What follows is a set of records, each of which is to be written out exactly.

BEGIN EXERCISE DATA

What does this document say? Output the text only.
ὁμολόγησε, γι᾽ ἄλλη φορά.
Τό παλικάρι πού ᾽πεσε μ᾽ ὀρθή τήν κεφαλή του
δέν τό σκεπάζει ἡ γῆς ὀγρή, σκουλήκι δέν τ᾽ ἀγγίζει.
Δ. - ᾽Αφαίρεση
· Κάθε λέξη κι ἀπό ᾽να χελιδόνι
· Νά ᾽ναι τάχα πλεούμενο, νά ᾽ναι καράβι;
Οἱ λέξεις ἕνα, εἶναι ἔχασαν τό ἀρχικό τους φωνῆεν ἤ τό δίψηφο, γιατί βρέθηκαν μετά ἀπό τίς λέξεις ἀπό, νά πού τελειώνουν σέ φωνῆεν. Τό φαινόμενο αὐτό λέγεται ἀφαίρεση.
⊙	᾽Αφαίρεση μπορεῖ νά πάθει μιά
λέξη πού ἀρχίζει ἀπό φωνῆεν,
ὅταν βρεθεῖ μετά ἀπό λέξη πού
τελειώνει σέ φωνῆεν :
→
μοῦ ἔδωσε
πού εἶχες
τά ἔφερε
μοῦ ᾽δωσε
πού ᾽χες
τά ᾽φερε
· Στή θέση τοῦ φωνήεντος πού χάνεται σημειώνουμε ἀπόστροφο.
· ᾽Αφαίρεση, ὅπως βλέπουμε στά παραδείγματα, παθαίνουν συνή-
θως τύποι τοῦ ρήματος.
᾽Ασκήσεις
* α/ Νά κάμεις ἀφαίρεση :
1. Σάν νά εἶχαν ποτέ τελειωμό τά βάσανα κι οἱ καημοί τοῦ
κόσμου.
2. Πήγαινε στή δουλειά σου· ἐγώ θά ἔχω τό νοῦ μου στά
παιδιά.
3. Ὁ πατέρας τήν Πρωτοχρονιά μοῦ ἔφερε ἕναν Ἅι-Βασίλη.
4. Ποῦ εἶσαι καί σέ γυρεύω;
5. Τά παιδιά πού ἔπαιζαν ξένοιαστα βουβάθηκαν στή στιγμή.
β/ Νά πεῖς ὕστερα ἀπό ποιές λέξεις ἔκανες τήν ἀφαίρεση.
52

END EXERCISE DATA

**SOLUTION:**
What does this document say? Output the text only.
ὁμολόγησε, γι᾽ ἄλλη φορά.
Τό παλικάρι πού ᾽πεσε μ᾽ ὀρθή τήν κεφαλή του
δέν τό σκεπάζει ἡ γῆς ὀγρή, σκουλήκι δέν τ᾽ ἀγγίζει.
Δ. - ᾽Αφαίρεση
· Κάθε λέξη κι ἀπό ᾽να χελιδόνι
· Νά ᾽ναι τάχα πλεούμενο, νά ᾽ναι καράβι;
Οἱ λέξεις ἕνα, εἶναι ἔχασαν τό ἀρχικό τους φωνῆεν ἤ τό δίψηφο, γιατί βρέθηκαν μετά ἀπό τίς λέξεις ἀπό, νά πού τελειώνουν σέ φωνῆεν. Τό φαινόμενο αὐτό λέγεται ἀφαίρεση.
⊙	᾽Αφαίρεση μπορεῖ νά πάθει μιά
λέξη πού ἀρχίζει ἀπό φωνῆεν,
ὅταν βρεθεῖ μετά ἀπό λέξη πού
τελειώνει σέ φωνῆεν :
→
μοῦ ἔδωσε
πού εἶχες
τά ἔφερε
μοῦ ᾽δωσε
πού ᾽χες
τά ᾽φερε
· Στή θέση τοῦ φωνήεντος πού χάνεται σημειώνουμε ἀπόστροφο.
· ᾽Αφαίρεση, ὅπως βλέπουμε στά παραδείγματα, παθαίνουν συνή-
θως τύποι τοῦ ρήματος.
᾽Ασκήσεις
* α/ Νά κάμεις ἀφαίρεση :
1. Σάν νά εἶχαν ποτέ τελειωμό τά βάσανα κι οἱ καημοί τοῦ
κόσμου.
2. Πήγαινε στή δουλειά σου· ἐγώ θά ἔχω τό νοῦ μου στά
παιδιά.
3. Ὁ πατέρας τήν Πρωτοχρονιά μοῦ ἔφερε ἕναν Ἅι-Βασίλη.
4. Ποῦ εἶσαι καί σέ γυρεύω;
5. Τά παιδιά πού ἔπαιζαν ξένοιαστα βουβάθηκαν στή στιγμή.
β/ Νά πεῖς ὕστερα ἀπό ποιές λέξεις ἔκανες τήν ἀφαίρεση.
52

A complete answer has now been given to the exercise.